Pull out from the material below all lines with "Hani".

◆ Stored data
◇ ◇ ◇ ◇ ◇

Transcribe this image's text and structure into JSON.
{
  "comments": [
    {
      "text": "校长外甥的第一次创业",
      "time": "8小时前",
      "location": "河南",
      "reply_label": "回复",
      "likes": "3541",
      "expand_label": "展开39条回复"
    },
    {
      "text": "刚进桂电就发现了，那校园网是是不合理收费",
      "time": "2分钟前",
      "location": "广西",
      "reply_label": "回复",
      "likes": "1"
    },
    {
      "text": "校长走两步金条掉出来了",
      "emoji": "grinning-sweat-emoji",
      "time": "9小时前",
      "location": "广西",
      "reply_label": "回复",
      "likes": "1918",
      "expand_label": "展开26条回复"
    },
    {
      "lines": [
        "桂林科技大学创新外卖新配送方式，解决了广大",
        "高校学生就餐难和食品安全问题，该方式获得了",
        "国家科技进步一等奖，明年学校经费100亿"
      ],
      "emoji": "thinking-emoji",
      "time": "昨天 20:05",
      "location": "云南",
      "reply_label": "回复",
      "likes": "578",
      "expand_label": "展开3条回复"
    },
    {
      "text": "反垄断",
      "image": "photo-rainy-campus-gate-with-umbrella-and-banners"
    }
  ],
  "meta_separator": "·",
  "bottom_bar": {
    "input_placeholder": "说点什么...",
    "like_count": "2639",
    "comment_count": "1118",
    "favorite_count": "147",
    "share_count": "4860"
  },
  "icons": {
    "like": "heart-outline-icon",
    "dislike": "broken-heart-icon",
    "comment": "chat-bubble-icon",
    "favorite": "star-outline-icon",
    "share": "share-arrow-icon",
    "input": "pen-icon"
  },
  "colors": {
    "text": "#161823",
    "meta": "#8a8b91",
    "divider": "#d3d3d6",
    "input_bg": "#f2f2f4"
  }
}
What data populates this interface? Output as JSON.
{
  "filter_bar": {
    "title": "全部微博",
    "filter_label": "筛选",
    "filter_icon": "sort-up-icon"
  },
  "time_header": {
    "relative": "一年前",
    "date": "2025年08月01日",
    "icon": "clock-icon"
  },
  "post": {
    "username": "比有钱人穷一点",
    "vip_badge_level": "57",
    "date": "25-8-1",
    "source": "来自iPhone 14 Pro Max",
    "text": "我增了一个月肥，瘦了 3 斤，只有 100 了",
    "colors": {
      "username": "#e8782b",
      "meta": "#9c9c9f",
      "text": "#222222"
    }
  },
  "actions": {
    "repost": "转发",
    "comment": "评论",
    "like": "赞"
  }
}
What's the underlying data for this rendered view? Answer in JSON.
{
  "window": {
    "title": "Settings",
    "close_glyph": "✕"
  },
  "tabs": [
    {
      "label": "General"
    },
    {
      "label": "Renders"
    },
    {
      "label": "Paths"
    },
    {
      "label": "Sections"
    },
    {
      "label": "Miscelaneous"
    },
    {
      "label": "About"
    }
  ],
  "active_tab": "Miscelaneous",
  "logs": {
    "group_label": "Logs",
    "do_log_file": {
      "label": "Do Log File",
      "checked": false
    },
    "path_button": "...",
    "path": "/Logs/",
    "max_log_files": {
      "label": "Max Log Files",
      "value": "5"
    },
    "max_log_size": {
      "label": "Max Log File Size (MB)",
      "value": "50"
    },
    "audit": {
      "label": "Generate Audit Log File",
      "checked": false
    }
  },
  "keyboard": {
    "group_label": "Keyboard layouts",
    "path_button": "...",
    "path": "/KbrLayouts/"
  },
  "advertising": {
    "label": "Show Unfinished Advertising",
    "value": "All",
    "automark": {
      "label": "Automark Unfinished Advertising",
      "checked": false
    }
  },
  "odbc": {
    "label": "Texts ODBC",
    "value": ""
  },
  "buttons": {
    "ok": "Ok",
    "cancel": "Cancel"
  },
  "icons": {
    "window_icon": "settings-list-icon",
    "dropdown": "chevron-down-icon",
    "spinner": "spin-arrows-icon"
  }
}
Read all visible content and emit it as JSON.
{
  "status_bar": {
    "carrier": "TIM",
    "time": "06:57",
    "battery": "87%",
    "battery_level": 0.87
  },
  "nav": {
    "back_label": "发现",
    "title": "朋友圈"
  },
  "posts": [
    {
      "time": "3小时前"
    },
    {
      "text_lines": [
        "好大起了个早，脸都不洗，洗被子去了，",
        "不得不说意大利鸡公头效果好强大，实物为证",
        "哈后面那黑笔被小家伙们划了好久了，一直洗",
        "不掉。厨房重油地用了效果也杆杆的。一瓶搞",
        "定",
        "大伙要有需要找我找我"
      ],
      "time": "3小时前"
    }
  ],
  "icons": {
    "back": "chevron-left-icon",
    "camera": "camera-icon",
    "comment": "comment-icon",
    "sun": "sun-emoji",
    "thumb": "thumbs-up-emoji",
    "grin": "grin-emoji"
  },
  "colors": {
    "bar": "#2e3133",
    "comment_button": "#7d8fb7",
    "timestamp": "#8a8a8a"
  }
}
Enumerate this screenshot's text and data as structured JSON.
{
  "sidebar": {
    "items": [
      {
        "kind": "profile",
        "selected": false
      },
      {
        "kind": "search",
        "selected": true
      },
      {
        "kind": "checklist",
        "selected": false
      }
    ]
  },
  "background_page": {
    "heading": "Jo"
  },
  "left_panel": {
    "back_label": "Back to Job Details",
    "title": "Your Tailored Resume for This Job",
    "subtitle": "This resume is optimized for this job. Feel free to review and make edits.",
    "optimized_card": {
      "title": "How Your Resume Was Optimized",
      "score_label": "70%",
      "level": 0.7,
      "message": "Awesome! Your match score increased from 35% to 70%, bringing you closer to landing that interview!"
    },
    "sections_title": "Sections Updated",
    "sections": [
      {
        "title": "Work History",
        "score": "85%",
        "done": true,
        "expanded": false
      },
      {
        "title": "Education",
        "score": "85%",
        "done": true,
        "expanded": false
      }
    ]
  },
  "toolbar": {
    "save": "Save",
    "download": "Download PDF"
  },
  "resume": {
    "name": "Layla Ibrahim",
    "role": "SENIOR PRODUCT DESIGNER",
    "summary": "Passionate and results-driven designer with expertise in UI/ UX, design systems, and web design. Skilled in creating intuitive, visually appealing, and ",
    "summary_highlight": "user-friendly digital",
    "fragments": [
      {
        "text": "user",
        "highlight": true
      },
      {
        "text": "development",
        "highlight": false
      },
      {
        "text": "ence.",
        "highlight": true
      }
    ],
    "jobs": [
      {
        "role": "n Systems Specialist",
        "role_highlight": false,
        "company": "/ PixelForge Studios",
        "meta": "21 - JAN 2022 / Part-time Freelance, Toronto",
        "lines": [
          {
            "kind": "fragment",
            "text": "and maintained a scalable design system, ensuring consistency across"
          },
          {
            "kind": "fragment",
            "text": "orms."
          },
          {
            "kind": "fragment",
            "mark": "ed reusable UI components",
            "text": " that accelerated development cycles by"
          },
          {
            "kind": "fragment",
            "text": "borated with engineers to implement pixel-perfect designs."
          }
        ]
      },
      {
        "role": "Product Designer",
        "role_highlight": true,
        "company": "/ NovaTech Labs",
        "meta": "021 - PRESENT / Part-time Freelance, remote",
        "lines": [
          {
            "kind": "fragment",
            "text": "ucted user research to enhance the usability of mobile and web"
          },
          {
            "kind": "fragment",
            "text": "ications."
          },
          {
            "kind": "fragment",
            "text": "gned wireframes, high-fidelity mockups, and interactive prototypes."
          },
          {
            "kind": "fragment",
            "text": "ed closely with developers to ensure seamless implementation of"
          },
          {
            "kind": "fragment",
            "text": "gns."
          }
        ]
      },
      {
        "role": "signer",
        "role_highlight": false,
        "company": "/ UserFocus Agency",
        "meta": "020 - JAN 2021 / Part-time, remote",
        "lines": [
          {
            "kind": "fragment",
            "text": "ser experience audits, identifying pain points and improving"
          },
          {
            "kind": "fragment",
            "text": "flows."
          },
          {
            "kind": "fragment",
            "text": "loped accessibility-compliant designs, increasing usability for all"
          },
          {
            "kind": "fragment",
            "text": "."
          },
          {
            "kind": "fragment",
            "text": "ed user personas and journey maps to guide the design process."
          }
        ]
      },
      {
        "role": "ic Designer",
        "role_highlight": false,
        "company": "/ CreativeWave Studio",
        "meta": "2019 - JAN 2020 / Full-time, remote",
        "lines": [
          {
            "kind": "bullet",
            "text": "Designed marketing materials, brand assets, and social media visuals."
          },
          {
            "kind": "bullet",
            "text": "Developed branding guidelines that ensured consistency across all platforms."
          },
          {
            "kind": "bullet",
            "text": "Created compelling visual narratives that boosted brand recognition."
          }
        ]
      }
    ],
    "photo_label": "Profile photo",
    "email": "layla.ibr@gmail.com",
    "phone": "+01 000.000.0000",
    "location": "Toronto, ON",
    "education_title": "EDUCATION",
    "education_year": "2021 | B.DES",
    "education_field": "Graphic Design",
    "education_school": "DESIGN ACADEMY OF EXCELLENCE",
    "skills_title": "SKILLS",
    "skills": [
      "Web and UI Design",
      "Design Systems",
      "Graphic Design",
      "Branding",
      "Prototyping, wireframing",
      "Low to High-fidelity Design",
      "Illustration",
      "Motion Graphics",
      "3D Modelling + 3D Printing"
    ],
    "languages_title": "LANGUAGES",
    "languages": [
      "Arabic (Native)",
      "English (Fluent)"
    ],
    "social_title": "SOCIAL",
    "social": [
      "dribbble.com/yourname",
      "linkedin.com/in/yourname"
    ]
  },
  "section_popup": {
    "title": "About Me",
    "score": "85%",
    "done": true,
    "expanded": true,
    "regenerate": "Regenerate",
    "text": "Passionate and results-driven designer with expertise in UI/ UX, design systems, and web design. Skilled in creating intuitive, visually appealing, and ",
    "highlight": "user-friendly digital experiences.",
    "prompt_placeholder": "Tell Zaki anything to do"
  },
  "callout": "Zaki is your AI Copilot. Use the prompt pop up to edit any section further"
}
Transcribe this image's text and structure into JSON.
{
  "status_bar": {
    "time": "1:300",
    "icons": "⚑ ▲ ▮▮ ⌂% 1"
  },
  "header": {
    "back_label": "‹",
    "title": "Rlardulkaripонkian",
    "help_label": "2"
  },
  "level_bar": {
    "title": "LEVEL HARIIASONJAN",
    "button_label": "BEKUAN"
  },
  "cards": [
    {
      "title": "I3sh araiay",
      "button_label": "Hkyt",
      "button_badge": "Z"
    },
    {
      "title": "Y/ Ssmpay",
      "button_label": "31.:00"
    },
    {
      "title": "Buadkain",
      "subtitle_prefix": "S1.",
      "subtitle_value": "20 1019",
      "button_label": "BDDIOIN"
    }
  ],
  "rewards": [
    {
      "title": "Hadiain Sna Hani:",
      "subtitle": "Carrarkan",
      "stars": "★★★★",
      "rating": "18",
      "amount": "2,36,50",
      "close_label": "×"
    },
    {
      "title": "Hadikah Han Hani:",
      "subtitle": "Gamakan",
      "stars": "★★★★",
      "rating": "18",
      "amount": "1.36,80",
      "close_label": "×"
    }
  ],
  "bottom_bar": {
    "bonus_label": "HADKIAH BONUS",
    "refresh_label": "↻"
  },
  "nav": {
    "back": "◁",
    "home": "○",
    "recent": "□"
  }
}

◇ ◇ ◇ ◇ ◇

◆ WORKED SOLUTION
      "title": "Hadiain Sna Hani:",
      "title": "Hadikah Han Hani:",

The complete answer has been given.